→ **Instructions to follow**
Show every line that has the string "Краснооктябрьская" in it.

→ **Saved entries**
— Begin —
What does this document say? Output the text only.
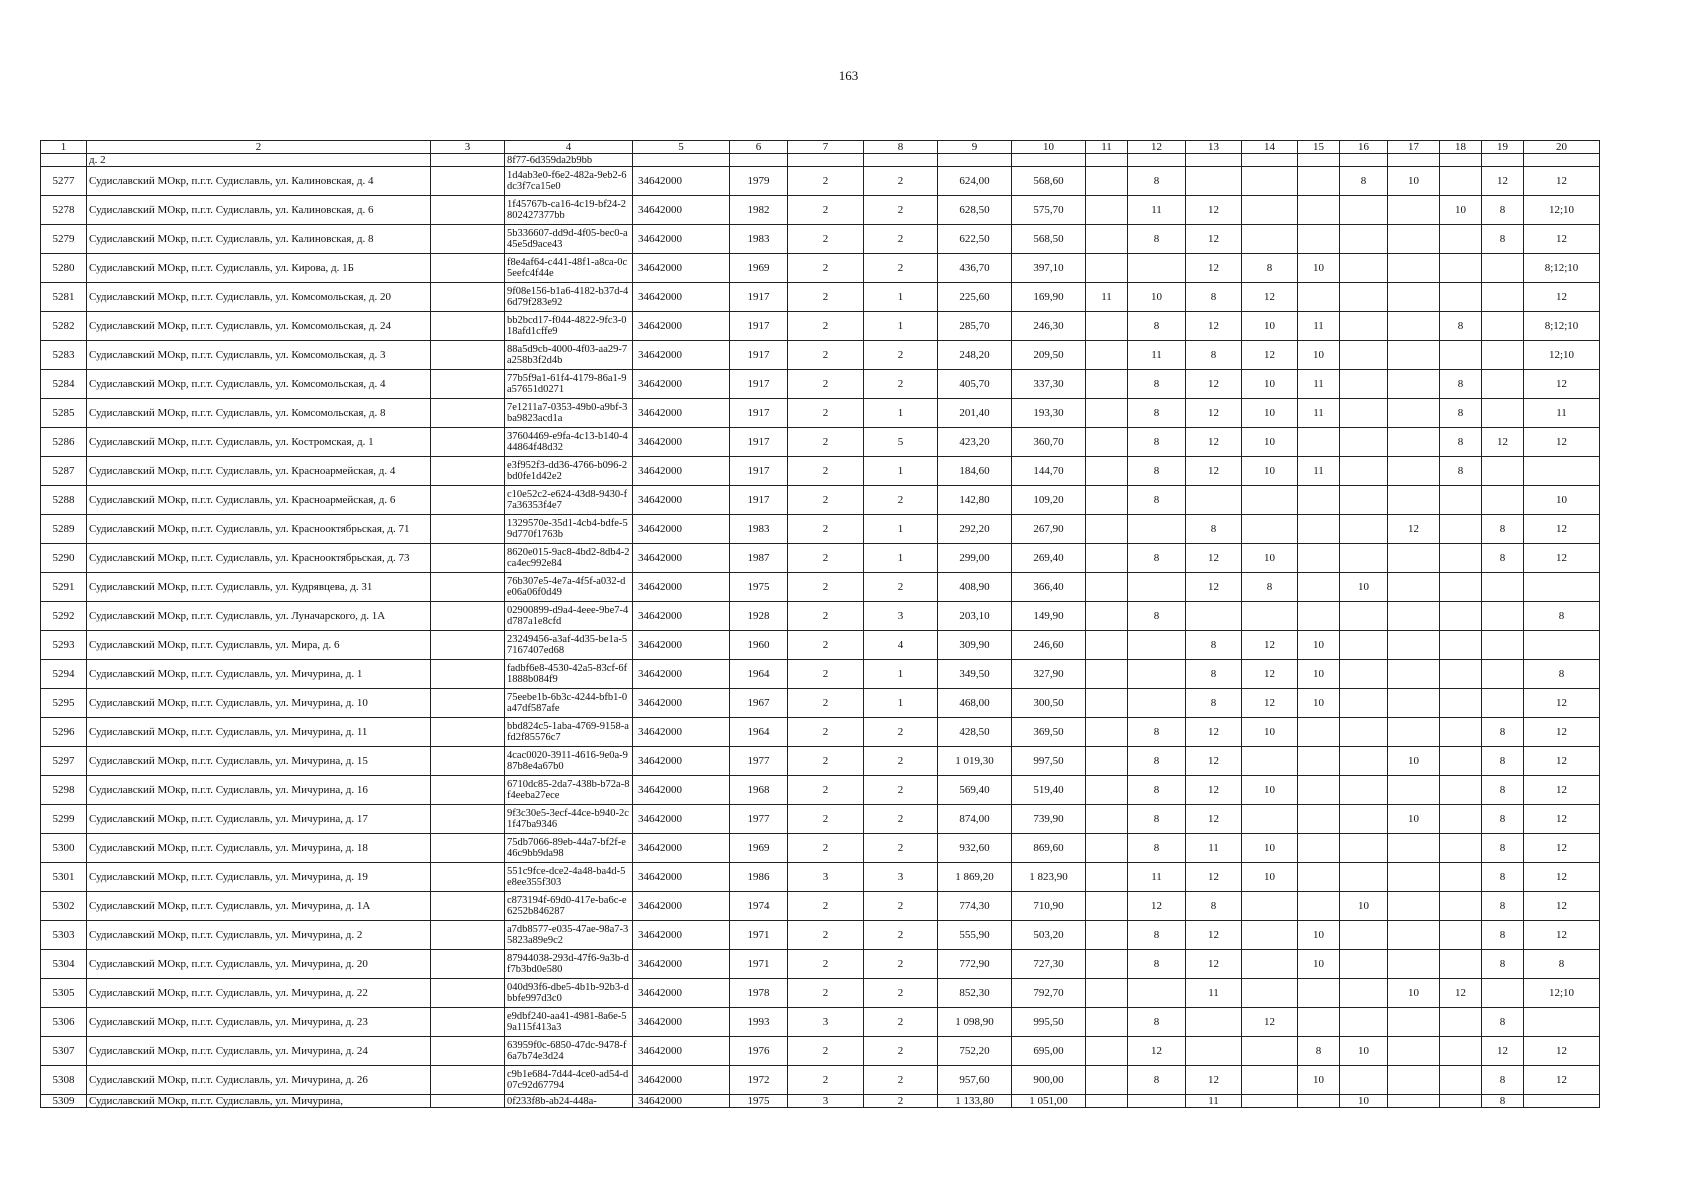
163
1	2	3	4	5	6	7	8	9	10	11	12	13	14	15	16	17	18	19	20
	д. 2		8f77-6d359da2b9bb																
5277	Судиславский МОкр, п.г.т. Судиславль, ул. Калиновская, д. 4		1d4ab3e0-f6e2-482a-9eb2-6dc3f7ca15e0	34642000	1979	2	2	624,00	568,60		8				8	10		12	12
5278	Судиславский МОкр, п.г.т. Судиславль, ул. Калиновская, д. 6		1f45767b-ca16-4c19-bf24-2802427377bb	34642000	1982	2	2	628,50	575,70		11	12					10	8	12;10
5279	Судиславский МОкр, п.г.т. Судиславль, ул. Калиновская, д. 8		5b336607-dd9d-4f05-bec0-a45e5d9ace43	34642000	1983	2	2	622,50	568,50		8	12						8	12
5280	Судиславский МОкр, п.г.т. Судиславль, ул. Кирова, д. 1Б		f8e4af64-c441-48f1-a8ca-0c5eefc4f44e	34642000	1969	2	2	436,70	397,10			12	8	10					8;12;10
5281	Судиславский МОкр, п.г.т. Судиславль, ул. Комсомольская, д. 20		9f08e156-b1a6-4182-b37d-46d79f283e92	34642000	1917	2	1	225,60	169,90	11	10	8	12						12
5282	Судиславский МОкр, п.г.т. Судиславль, ул. Комсомольская, д. 24		bb2bcd17-f044-4822-9fc3-018afd1cffe9	34642000	1917	2	1	285,70	246,30		8	12	10	11			8		8;12;10
5283	Судиславский МОкр, п.г.т. Судиславль, ул. Комсомольская, д. 3		88a5d9cb-4000-4f03-aa29-7a258b3f2d4b	34642000	1917	2	2	248,20	209,50		11	8	12	10					12;10
5284	Судиславский МОкр, п.г.т. Судиславль, ул. Комсомольская, д. 4		77b5f9a1-61f4-4179-86a1-9a57651d0271	34642000	1917	2	2	405,70	337,30		8	12	10	11			8		12
5285	Судиславский МОкр, п.г.т. Судиславль, ул. Комсомольская, д. 8		7e1211a7-0353-49b0-a9bf-3ba9823acd1a	34642000	1917	2	1	201,40	193,30		8	12	10	11			8		11
5286	Судиславский МОкр, п.г.т. Судиславль, ул. Костромская, д. 1		37604469-e9fa-4c13-b140-444864f48d32	34642000	1917	2	5	423,20	360,70		8	12	10				8	12	12
5287	Судиславский МОкр, п.г.т. Судиславль, ул. Красноармейская, д. 4		e3f952f3-dd36-4766-b096-2bd0fe1d42e2	34642000	1917	2	1	184,60	144,70		8	12	10	11			8		
5288	Судиславский МОкр, п.г.т. Судиславль, ул. Красноармейская, д. 6		c10e52c2-e624-43d8-9430-f7a36353f4e7	34642000	1917	2	2	142,80	109,20		8								10
5289	Судиславский МОкр, п.г.т. Судиславль, ул. Краснооктябрьская, д. 71		1329570e-35d1-4cb4-bdfe-59d770f1763b	34642000	1983	2	1	292,20	267,90			8				12		8	12
5290	Судиславский МОкр, п.г.т. Судиславль, ул. Краснооктябрьская, д. 73		8620e015-9ac8-4bd2-8db4-2ca4ec992e84	34642000	1987	2	1	299,00	269,40		8	12	10					8	12
5291	Судиславский МОкр, п.г.т. Судиславль, ул. Кудрявцева, д. 31		76b307e5-4e7a-4f5f-a032-de06a06f0d49	34642000	1975	2	2	408,90	366,40			12	8		10				
5292	Судиславский МОкр, п.г.т. Судиславль, ул. Луначарского, д. 1А		02900899-d9a4-4eee-9be7-4d787a1e8cfd	34642000	1928	2	3	203,10	149,90		8								8
5293	Судиславский МОкр, п.г.т. Судиславль, ул. Мира, д. 6		23249456-a3af-4d35-be1a-57167407ed68	34642000	1960	2	4	309,90	246,60			8	12	10					
5294	Судиславский МОкр, п.г.т. Судиславль, ул. Мичурина, д. 1		fadbf6e8-4530-42a5-83cf-6f1888b084f9	34642000	1964	2	1	349,50	327,90			8	12	10					8
5295	Судиславский МОкр, п.г.т. Судиславль, ул. Мичурина, д. 10		75eebe1b-6b3c-4244-bfb1-0a47df587afe	34642000	1967	2	1	468,00	300,50			8	12	10					12
5296	Судиславский МОкр, п.г.т. Судиславль, ул. Мичурина, д. 11		bbd824c5-1aba-4769-9158-afd2f85576c7	34642000	1964	2	2	428,50	369,50		8	12	10					8	12
5297	Судиславский МОкр, п.г.т. Судиславль, ул. Мичурина, д. 15		4cac0020-3911-4616-9e0a-987b8e4a67b0	34642000	1977	2	2	1 019,30	997,50		8	12				10		8	12
5298	Судиславский МОкр, п.г.т. Судиславль, ул. Мичурина, д. 16		6710dc85-2da7-438b-b72a-8f4eeba27ece	34642000	1968	2	2	569,40	519,40		8	12	10					8	12
5299	Судиславский МОкр, п.г.т. Судиславль, ул. Мичурина, д. 17		9f3c30e5-3ecf-44ce-b940-2c1f47ba9346	34642000	1977	2	2	874,00	739,90		8	12				10		8	12
5300	Судиславский МОкр, п.г.т. Судиславль, ул. Мичурина, д. 18		75db7066-89eb-44a7-bf2f-e46c9bb9da98	34642000	1969	2	2	932,60	869,60		8	11	10					8	12
5301	Судиславский МОкр, п.г.т. Судиславль, ул. Мичурина, д. 19		551c9fce-dce2-4a48-ba4d-5e8ee355f303	34642000	1986	3	3	1 869,20	1 823,90		11	12	10					8	12
5302	Судиславский МОкр, п.г.т. Судиславль, ул. Мичурина, д. 1А		c873194f-69d0-417e-ba6c-e6252b846287	34642000	1974	2	2	774,30	710,90		12	8			10			8	12
5303	Судиславский МОкр, п.г.т. Судиславль, ул. Мичурина, д. 2		a7db8577-e035-47ae-98a7-35823a89e9c2	34642000	1971	2	2	555,90	503,20		8	12		10				8	12
5304	Судиславский МОкр, п.г.т. Судиславль, ул. Мичурина, д. 20		87944038-293d-47f6-9a3b-df7b3bd0e580	34642000	1971	2	2	772,90	727,30		8	12		10				8	8
5305	Судиславский МОкр, п.г.т. Судиславль, ул. Мичурина, д. 22		040d93f6-dbe5-4b1b-92b3-dbbfe997d3c0	34642000	1978	2	2	852,30	792,70			11				10	12		12;10
5306	Судиславский МОкр, п.г.т. Судиславль, ул. Мичурина, д. 23		e9dbf240-aa41-4981-8a6e-59a115f413a3	34642000	1993	3	2	1 098,90	995,50		8		12					8	
5307	Судиславский МОкр, п.г.т. Судиславль, ул. Мичурина, д. 24		63959f0c-6850-47dc-9478-f6a7b74e3d24	34642000	1976	2	2	752,20	695,00		12			8	10			12	12
5308	Судиславский МОкр, п.г.т. Судиславль, ул. Мичурина, д. 26		c9b1e684-7d44-4ce0-ad54-d07c92d67794	34642000	1972	2	2	957,60	900,00		8	12		10				8	12
5309	Судиславский МОкр, п.г.т. Судиславль, ул. Мичурина,		0f233f8b-ab24-448a-	34642000	1975	3	2	1 133,80	1 051,00			11			10			8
— End —
→ **Reply**
5289	Судиславский МОкр, п.г.т. Судиславль, ул. Краснооктябрьская, д. 71		1329570e-35d1-4cb4-bdfe-59d770f1763b	34642000	1983	2	1	292,20	267,90			8				12		8	12
5290	Судиславский МОкр, п.г.т. Судиславль, ул. Краснооктябрьская, д. 73		8620e015-9ac8-4bd2-8db4-2ca4ec992e84	34642000	1987	2	1	299,00	269,40		8	12	10					8	12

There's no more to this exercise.